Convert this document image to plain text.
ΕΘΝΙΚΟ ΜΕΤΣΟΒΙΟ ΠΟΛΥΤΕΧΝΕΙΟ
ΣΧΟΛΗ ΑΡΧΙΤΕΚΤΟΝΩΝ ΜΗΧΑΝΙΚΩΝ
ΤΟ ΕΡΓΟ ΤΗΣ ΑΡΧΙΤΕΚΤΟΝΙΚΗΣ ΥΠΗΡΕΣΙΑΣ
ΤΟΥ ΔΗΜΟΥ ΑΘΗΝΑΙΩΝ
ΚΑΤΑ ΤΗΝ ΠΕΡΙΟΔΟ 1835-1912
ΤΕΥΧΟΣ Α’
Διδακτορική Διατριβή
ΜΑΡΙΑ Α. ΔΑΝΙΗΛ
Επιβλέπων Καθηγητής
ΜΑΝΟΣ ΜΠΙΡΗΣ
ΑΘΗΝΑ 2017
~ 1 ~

**Exercise details:** Return the listing above in its exact form.

**Solved problem:**
Convert this document image to plain text.
ΕΘΝΙΚΟ ΜΕΤΣΟΒΙΟ ΠΟΛΥΤΕΧΝΕΙΟ
ΣΧΟΛΗ ΑΡΧΙΤΕΚΤΟΝΩΝ ΜΗΧΑΝΙΚΩΝ
ΤΟ ΕΡΓΟ ΤΗΣ ΑΡΧΙΤΕΚΤΟΝΙΚΗΣ ΥΠΗΡΕΣΙΑΣ
ΤΟΥ ΔΗΜΟΥ ΑΘΗΝΑΙΩΝ
ΚΑΤΑ ΤΗΝ ΠΕΡΙΟΔΟ 1835-1912
ΤΕΥΧΟΣ Α’
Διδακτορική Διατριβή
ΜΑΡΙΑ Α. ΔΑΝΙΗΛ
Επιβλέπων Καθηγητής
ΜΑΝΟΣ ΜΠΙΡΗΣ
ΑΘΗΝΑ 2017
~ 1 ~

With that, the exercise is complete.